Problem statement
Count the lines that hold the string "down". Reply with the number alone.

(Items listed in a dataset)
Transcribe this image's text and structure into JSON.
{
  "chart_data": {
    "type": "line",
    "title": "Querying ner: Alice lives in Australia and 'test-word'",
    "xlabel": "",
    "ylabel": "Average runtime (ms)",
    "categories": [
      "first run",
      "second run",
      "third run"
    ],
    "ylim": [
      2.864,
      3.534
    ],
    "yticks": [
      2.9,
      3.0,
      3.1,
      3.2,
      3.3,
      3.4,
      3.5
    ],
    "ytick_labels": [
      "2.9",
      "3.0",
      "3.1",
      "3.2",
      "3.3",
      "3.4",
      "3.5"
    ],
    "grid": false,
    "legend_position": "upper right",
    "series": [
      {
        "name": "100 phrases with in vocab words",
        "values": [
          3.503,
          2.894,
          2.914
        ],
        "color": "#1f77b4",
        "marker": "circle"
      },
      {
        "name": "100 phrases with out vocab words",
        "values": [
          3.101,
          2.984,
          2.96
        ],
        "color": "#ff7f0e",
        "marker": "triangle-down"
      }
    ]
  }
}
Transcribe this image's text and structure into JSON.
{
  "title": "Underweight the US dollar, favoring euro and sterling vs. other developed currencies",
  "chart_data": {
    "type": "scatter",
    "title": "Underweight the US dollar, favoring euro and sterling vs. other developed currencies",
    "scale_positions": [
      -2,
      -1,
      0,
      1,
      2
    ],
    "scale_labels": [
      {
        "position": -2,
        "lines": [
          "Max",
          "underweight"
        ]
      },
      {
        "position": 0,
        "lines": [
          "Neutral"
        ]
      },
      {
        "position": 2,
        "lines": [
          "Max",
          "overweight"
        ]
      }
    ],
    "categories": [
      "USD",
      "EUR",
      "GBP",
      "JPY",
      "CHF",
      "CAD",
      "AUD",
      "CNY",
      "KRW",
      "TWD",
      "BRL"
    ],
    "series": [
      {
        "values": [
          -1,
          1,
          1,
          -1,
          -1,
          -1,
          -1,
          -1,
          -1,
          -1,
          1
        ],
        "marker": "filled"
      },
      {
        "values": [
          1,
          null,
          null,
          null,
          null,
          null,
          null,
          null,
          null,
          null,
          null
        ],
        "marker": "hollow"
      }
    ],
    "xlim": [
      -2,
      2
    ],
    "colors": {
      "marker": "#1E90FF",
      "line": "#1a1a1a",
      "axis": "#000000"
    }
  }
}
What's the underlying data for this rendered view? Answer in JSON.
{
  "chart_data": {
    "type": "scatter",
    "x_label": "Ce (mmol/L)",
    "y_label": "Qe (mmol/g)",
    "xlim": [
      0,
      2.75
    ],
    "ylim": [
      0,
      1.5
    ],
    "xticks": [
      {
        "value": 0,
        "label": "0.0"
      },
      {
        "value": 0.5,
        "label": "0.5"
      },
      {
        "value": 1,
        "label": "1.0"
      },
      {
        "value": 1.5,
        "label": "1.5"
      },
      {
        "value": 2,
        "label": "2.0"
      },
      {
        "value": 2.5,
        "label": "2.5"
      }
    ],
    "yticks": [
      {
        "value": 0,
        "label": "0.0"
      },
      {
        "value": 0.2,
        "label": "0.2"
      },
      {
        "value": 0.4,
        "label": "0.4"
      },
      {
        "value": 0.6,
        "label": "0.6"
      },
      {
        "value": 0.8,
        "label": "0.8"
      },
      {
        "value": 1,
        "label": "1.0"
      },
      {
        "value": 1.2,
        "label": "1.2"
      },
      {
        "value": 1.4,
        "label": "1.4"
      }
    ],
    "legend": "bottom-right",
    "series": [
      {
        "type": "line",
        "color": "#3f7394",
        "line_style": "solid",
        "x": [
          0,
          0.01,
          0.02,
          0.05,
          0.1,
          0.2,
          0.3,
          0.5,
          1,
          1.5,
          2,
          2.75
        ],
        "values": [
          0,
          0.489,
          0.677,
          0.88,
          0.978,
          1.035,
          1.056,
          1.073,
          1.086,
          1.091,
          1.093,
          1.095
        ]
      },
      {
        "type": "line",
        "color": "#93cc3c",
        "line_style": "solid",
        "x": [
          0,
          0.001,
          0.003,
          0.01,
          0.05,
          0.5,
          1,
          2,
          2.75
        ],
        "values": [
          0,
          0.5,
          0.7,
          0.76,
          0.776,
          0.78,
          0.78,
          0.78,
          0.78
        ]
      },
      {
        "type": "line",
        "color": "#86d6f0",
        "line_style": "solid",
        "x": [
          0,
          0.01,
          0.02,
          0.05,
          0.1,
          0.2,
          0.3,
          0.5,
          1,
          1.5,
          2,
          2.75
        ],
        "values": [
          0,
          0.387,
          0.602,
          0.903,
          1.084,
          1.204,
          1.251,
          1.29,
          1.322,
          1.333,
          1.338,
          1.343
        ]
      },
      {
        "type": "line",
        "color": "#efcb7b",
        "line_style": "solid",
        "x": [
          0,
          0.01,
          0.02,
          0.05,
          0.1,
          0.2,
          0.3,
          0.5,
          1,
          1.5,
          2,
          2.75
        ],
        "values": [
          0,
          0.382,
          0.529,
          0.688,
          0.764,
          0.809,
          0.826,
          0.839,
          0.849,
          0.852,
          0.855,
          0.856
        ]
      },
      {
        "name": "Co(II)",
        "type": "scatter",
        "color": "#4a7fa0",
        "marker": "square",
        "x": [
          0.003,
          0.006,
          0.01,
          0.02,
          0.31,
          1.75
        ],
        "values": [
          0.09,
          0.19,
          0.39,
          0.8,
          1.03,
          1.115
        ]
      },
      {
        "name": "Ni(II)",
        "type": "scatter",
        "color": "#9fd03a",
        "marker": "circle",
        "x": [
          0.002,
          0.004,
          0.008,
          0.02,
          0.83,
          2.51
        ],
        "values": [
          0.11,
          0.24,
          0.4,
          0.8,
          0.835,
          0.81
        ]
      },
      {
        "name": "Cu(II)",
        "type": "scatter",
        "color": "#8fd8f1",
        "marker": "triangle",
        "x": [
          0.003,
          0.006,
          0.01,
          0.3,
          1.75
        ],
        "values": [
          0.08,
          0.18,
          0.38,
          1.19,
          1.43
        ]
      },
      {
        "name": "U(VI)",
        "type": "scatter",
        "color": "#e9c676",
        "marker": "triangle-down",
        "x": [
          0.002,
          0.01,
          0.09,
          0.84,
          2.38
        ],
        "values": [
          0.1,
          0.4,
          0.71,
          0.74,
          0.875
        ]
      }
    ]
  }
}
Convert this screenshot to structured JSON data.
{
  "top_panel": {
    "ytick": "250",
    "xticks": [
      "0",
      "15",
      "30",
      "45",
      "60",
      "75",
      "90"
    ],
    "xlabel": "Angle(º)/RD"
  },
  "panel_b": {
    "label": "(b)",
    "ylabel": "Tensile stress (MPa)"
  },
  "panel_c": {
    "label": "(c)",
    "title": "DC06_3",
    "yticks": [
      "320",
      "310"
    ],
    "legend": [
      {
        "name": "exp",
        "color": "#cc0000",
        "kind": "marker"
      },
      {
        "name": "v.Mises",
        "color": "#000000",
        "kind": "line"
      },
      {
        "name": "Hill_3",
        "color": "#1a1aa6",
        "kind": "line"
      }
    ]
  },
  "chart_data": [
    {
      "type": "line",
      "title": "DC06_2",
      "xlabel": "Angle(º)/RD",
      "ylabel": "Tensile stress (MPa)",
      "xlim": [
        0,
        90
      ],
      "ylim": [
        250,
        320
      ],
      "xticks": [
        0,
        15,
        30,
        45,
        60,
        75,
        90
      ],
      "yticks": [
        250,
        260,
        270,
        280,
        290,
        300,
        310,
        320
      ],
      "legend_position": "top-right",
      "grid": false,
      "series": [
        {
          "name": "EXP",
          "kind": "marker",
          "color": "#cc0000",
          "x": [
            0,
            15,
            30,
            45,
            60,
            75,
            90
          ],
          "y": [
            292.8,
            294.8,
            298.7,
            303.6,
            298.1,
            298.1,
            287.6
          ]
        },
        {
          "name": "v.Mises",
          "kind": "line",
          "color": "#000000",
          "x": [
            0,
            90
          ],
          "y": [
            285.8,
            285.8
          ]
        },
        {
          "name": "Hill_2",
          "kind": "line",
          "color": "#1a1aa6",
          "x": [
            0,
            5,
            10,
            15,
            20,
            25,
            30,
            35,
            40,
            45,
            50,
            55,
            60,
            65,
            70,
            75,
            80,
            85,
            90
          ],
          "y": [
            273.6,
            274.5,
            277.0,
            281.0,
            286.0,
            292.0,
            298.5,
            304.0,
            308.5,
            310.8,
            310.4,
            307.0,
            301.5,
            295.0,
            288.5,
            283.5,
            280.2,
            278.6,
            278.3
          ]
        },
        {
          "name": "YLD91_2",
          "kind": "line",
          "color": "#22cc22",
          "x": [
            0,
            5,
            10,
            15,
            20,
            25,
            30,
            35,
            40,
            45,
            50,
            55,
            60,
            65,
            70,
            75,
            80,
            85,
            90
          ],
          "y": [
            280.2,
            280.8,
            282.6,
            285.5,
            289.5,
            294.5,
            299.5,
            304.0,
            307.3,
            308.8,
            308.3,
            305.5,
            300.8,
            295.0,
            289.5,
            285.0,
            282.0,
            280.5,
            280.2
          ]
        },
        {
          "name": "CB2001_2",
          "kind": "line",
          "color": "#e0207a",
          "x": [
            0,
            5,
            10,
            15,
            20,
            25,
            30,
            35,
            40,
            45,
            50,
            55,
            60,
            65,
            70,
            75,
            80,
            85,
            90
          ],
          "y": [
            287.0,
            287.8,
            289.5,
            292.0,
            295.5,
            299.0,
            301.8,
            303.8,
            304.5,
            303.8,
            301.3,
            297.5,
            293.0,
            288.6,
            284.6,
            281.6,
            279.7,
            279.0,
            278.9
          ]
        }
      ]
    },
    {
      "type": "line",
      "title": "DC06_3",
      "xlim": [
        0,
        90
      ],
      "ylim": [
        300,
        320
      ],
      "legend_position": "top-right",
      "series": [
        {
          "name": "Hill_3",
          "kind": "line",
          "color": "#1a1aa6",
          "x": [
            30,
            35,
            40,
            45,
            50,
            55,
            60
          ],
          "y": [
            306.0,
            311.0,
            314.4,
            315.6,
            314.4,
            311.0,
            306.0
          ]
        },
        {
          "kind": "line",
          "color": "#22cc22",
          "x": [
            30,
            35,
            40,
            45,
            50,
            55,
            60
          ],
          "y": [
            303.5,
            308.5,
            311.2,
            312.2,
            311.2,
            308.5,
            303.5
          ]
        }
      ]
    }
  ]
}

Result
2